◆ **OBJECTIVE**
Print the listing that follows, character for character.

◆ **MATERIAL FOR THIS EXERCISE**

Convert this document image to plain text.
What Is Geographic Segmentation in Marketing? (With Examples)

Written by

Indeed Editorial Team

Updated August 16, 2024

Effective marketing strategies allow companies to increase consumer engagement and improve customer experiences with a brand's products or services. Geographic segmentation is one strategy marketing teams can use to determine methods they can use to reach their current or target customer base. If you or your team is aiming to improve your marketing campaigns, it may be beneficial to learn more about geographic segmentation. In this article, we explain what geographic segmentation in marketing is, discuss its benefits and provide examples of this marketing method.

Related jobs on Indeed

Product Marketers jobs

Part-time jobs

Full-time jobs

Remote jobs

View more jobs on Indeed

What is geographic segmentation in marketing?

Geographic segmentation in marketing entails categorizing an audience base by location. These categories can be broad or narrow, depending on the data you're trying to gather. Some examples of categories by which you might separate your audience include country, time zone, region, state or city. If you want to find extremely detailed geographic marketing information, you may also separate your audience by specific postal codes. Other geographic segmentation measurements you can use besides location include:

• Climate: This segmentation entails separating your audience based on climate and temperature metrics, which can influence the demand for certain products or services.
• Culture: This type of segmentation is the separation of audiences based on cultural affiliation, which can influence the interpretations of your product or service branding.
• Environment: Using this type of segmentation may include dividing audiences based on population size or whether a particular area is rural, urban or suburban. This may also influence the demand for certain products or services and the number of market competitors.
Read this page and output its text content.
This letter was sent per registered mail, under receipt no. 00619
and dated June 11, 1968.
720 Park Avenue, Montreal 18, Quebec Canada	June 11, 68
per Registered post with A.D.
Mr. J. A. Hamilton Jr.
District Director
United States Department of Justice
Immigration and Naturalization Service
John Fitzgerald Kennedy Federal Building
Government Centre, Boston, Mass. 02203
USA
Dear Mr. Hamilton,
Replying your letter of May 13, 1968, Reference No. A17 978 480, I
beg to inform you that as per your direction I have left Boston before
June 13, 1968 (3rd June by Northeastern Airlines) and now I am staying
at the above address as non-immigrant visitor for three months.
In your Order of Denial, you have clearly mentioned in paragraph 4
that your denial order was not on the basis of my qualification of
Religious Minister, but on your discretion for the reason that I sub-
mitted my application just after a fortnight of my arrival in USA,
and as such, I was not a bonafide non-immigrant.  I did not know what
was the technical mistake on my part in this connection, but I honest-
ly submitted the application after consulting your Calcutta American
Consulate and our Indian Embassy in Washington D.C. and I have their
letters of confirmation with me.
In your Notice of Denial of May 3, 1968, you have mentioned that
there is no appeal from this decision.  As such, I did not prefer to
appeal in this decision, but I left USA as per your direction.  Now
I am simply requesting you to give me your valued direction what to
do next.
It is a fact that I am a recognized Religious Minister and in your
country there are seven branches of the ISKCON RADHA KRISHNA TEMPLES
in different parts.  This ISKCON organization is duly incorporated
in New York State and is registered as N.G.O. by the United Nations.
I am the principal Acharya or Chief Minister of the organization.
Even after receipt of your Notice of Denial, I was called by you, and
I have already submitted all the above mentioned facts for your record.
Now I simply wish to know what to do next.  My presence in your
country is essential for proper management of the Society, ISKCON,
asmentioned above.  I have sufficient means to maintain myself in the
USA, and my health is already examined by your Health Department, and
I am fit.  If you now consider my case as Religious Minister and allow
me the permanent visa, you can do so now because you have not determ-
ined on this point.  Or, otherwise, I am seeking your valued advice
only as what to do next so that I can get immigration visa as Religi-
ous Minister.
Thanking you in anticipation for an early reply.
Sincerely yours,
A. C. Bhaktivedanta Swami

◆ **RESULT OF THE TASK**
Convert this document image to plain text.
What Is Geographic Segmentation in Marketing? (With Examples)

Written by

Indeed Editorial Team

Updated August 16, 2024

Effective marketing strategies allow companies to increase consumer engagement and improve customer experiences with a brand's products or services. Geographic segmentation is one strategy marketing teams can use to determine methods they can use to reach their current or target customer base. If you or your team is aiming to improve your marketing campaigns, it may be beneficial to learn more about geographic segmentation. In this article, we explain what geographic segmentation in marketing is, discuss its benefits and provide examples of this marketing method.

Related jobs on Indeed

Product Marketers jobs

Part-time jobs

Full-time jobs

Remote jobs

View more jobs on Indeed

What is geographic segmentation in marketing?

Geographic segmentation in marketing entails categorizing an audience base by location. These categories can be broad or narrow, depending on the data you're trying to gather. Some examples of categories by which you might separate your audience include country, time zone, region, state or city. If you want to find extremely detailed geographic marketing information, you may also separate your audience by specific postal codes. Other geographic segmentation measurements you can use besides location include:

• Climate: This segmentation entails separating your audience based on climate and temperature metrics, which can influence the demand for certain products or services.
• Culture: This type of segmentation is the separation of audiences based on cultural affiliation, which can influence the interpretations of your product or service branding.
• Environment: Using this type of segmentation may include dividing audiences based on population size or whether a particular area is rural, urban or suburban. This may also influence the demand for certain products or services and the number of market competitors.
Read this page and output its text content.
This letter was sent per registered mail, under receipt no. 00619
and dated June 11, 1968.
720 Park Avenue, Montreal 18, Quebec Canada	June 11, 68
per Registered post with A.D.
Mr. J. A. Hamilton Jr.
District Director
United States Department of Justice
Immigration and Naturalization Service
John Fitzgerald Kennedy Federal Building
Government Centre, Boston, Mass. 02203
USA
Dear Mr. Hamilton,
Replying your letter of May 13, 1968, Reference No. A17 978 480, I
beg to inform you that as per your direction I have left Boston before
June 13, 1968 (3rd June by Northeastern Airlines) and now I am staying
at the above address as non-immigrant visitor for three months.
In your Order of Denial, you have clearly mentioned in paragraph 4
that your denial order was not on the basis of my qualification of
Religious Minister, but on your discretion for the reason that I sub-
mitted my application just after a fortnight of my arrival in USA,
and as such, I was not a bonafide non-immigrant.  I did not know what
was the technical mistake on my part in this connection, but I honest-
ly submitted the application after consulting your Calcutta American
Consulate and our Indian Embassy in Washington D.C. and I have their
letters of confirmation with me.
In your Notice of Denial of May 3, 1968, you have mentioned that
there is no appeal from this decision.  As such, I did not prefer to
appeal in this decision, but I left USA as per your direction.  Now
I am simply requesting you to give me your valued direction what to
do next.
It is a fact that I am a recognized Religious Minister and in your
country there are seven branches of the ISKCON RADHA KRISHNA TEMPLES
in different parts.  This ISKCON organization is duly incorporated
in New York State and is registered as N.G.O. by the United Nations.
I am the principal Acharya or Chief Minister of the organization.
Even after receipt of your Notice of Denial, I was called by you, and
I have already submitted all the above mentioned facts for your record.
Now I simply wish to know what to do next.  My presence in your
country is essential for proper management of the Society, ISKCON,
asmentioned above.  I have sufficient means to maintain myself in the
USA, and my health is already examined by your Health Department, and
I am fit.  If you now consider my case as Religious Minister and allow
me the permanent visa, you can do so now because you have not determ-
ined on this point.  Or, otherwise, I am seeking your valued advice
only as what to do next so that I can get immigration visa as Religi-
ous Minister.
Thanking you in anticipation for an early reply.
Sincerely yours,
A. C. Bhaktivedanta Swami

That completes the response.